**Given problem**
Sift the material for lines containing "icon", and return them.

(Data items)

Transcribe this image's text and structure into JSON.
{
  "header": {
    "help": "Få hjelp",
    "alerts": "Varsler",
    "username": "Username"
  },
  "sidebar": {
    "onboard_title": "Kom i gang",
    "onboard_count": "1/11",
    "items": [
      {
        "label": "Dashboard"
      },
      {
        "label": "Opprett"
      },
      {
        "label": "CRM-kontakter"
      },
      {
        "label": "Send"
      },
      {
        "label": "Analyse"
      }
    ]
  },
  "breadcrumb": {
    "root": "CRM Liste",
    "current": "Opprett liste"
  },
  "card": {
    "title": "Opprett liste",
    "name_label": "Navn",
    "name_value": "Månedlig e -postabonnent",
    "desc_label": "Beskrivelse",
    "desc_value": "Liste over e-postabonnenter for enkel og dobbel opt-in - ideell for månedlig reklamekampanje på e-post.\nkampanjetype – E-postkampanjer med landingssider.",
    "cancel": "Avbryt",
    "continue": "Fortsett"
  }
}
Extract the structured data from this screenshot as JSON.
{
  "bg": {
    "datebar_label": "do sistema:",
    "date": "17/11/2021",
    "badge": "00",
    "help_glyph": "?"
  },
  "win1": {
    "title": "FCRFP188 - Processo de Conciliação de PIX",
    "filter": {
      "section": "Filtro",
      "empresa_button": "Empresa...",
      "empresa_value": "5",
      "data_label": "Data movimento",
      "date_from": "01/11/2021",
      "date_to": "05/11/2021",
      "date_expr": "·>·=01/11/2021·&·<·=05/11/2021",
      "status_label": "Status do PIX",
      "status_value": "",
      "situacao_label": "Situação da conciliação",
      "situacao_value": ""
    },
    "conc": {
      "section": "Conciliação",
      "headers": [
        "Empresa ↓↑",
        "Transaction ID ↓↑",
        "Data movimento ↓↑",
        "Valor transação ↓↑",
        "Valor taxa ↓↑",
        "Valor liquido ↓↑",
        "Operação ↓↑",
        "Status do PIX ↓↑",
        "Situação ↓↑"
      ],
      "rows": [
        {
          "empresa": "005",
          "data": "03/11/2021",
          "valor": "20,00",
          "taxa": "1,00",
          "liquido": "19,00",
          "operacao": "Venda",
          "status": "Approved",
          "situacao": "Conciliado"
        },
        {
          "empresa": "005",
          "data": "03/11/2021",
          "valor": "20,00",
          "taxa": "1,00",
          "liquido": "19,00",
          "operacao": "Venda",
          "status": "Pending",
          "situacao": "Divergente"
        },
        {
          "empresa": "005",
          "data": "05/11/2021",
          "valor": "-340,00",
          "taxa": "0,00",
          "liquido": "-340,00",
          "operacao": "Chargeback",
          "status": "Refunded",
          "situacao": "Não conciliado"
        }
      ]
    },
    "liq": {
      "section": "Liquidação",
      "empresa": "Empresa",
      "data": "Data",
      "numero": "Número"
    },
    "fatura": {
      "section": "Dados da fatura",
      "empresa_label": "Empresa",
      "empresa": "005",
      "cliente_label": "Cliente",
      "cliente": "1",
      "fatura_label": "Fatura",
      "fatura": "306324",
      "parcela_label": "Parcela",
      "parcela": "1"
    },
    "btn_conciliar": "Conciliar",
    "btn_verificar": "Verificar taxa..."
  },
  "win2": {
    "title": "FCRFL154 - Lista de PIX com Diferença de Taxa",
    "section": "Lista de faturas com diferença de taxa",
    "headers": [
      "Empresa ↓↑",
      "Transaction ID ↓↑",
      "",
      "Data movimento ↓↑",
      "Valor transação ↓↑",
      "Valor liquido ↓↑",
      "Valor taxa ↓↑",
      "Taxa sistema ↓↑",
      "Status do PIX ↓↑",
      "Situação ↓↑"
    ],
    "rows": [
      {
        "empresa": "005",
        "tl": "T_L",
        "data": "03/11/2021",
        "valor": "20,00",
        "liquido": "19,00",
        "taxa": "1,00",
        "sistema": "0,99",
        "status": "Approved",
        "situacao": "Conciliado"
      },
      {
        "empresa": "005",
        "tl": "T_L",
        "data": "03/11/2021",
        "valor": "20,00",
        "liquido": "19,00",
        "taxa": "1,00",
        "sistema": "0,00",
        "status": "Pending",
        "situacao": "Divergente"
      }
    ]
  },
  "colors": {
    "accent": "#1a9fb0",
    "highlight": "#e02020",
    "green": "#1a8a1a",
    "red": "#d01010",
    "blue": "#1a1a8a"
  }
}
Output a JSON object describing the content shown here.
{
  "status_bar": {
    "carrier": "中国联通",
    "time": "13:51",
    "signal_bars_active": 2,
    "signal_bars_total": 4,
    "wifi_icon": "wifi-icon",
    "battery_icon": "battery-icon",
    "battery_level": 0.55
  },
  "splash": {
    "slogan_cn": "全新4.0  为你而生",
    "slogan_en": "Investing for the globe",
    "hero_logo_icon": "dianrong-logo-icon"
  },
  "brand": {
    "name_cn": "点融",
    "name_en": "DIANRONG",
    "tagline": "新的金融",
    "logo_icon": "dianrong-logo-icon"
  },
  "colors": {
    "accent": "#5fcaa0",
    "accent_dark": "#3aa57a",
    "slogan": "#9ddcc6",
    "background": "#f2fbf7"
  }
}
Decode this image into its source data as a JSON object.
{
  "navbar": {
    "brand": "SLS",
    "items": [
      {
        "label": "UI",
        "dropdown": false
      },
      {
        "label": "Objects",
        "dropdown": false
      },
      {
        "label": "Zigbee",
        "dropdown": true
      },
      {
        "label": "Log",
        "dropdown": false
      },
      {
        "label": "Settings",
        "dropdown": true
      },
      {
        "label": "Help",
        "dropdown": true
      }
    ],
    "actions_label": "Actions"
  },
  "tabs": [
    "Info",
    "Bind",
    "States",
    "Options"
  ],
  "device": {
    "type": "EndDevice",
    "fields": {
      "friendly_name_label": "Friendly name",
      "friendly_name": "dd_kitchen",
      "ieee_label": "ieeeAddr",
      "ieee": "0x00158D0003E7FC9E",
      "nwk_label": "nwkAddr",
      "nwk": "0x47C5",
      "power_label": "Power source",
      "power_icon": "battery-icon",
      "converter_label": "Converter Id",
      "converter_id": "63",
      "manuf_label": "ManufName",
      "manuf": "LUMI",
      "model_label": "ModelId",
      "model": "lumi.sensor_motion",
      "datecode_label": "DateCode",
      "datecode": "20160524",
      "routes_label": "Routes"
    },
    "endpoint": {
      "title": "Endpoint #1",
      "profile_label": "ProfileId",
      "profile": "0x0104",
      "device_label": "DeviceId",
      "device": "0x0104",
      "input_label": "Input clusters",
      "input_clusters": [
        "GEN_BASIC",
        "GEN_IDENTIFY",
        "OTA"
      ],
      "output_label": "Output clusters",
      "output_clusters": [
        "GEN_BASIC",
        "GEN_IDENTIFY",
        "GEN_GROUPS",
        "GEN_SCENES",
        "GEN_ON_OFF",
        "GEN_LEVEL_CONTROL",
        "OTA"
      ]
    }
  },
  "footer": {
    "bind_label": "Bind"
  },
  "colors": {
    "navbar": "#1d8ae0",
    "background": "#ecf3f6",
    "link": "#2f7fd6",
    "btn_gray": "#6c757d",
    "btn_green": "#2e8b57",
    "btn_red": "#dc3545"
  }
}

**Solution below**
    "wifi_icon": "wifi-icon",
    "battery_icon": "battery-icon",
    "hero_logo_icon": "dianrong-logo-icon"
    "logo_icon": "dianrong-logo-icon"
      "power_icon": "battery-icon",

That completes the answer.